◆ Instruction
Go through the listing beneath this task and return every line that carries the string "Европы".

◆ Data listing
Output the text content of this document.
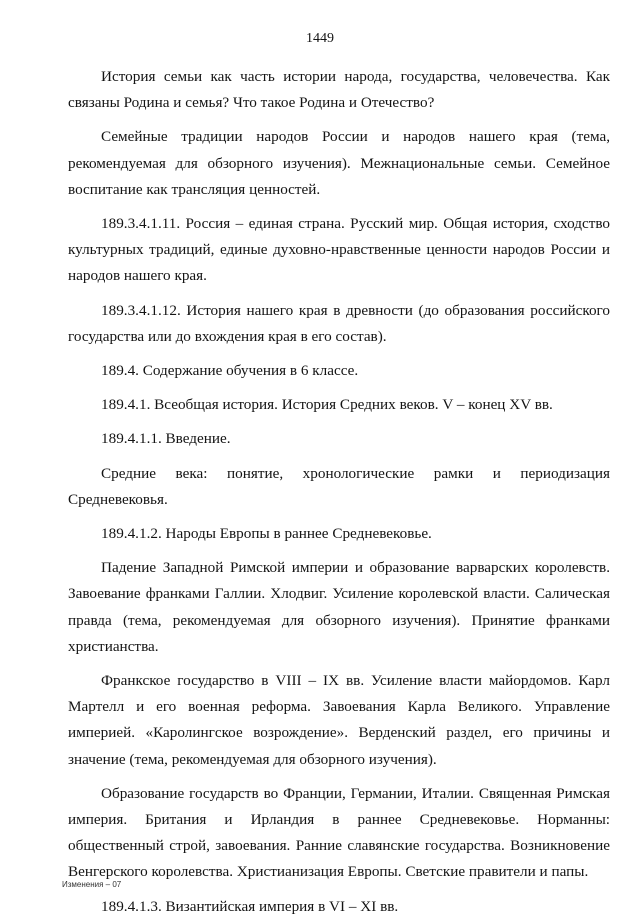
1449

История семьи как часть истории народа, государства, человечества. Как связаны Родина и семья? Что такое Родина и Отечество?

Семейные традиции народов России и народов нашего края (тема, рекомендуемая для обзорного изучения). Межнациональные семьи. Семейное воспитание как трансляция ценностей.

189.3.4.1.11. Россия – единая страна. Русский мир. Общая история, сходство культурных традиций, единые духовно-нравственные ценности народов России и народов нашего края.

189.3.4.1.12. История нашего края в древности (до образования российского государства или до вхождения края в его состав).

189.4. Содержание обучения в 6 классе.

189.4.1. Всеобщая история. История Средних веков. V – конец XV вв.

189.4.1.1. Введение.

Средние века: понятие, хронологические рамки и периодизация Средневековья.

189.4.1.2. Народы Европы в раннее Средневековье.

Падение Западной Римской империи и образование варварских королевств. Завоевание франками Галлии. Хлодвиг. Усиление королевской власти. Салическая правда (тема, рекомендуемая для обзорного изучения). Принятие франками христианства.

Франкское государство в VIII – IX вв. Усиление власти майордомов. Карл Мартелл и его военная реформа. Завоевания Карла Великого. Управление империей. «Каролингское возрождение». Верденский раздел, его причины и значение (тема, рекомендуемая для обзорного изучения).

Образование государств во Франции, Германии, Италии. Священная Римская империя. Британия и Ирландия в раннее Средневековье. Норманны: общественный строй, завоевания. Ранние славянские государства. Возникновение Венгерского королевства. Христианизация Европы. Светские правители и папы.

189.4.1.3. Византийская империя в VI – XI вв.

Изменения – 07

==

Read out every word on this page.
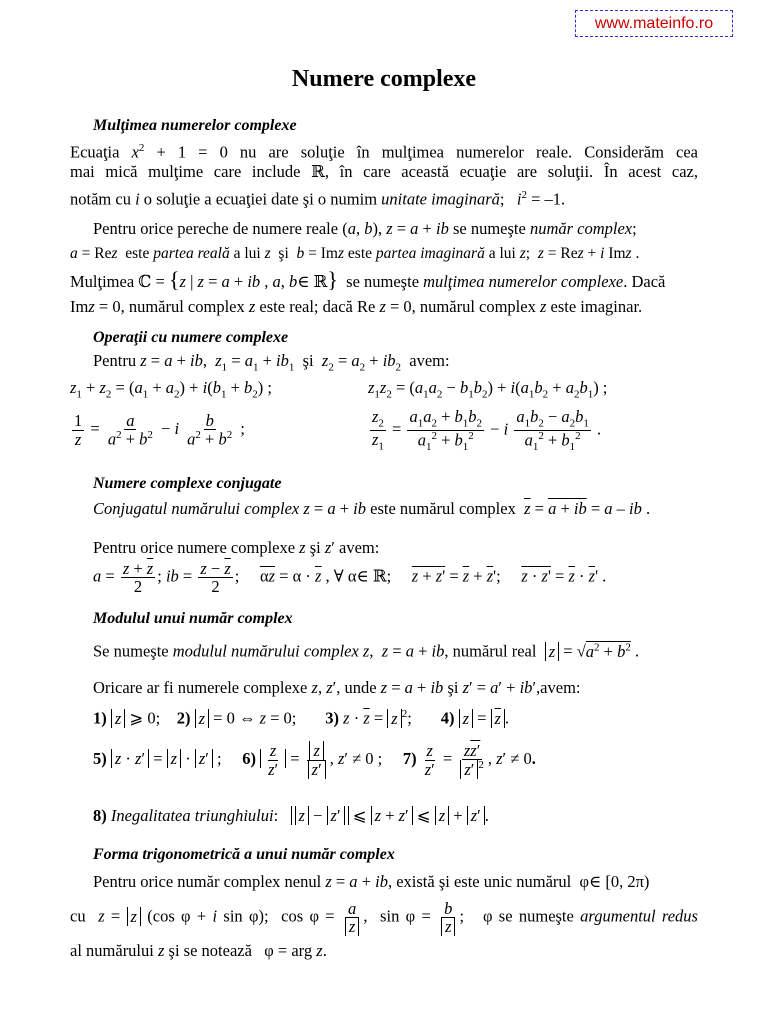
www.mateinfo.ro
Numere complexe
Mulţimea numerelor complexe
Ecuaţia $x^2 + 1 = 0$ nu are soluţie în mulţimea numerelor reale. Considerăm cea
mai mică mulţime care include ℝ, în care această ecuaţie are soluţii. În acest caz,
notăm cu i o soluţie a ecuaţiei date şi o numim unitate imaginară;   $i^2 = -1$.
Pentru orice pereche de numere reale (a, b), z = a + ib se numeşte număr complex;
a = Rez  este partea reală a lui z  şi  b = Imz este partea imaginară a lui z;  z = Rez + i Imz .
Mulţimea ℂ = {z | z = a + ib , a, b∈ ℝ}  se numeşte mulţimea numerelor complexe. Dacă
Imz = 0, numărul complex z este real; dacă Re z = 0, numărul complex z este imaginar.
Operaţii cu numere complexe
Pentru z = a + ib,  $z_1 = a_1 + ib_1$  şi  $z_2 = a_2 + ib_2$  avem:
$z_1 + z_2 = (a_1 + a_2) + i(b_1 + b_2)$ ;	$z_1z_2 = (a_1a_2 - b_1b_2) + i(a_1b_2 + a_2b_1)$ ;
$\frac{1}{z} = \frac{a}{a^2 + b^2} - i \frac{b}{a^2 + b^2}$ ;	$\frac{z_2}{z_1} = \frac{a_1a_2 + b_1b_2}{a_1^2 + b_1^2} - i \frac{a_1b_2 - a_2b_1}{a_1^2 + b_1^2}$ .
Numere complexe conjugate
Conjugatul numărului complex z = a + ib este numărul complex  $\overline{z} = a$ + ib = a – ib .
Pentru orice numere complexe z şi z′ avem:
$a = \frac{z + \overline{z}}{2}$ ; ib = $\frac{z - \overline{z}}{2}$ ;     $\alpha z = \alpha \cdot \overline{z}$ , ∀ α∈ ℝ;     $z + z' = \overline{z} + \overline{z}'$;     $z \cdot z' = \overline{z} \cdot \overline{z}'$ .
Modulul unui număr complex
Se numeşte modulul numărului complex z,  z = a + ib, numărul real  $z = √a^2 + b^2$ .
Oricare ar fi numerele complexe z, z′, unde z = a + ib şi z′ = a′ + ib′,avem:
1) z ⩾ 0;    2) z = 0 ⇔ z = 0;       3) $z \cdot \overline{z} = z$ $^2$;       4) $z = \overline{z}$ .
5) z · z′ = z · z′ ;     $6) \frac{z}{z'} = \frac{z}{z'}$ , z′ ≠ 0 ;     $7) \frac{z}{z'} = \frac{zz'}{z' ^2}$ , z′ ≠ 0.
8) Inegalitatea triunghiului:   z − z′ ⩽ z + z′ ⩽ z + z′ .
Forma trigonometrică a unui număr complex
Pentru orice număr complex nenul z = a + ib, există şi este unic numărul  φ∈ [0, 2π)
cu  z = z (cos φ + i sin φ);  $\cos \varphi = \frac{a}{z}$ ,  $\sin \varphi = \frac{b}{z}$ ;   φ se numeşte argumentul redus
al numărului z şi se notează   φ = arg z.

◆ Expected answer
189.4.1.2. Народы Европы в раннее Средневековье.
Образование государств во Франции, Германии, Италии. Священная Римская империя. Британия и Ирландия в раннее Средневековье. Норманны: общественный строй, завоевания. Ранние славянские государства. Возникновение Венгерского королевства. Христианизация Европы. Светские правители и папы.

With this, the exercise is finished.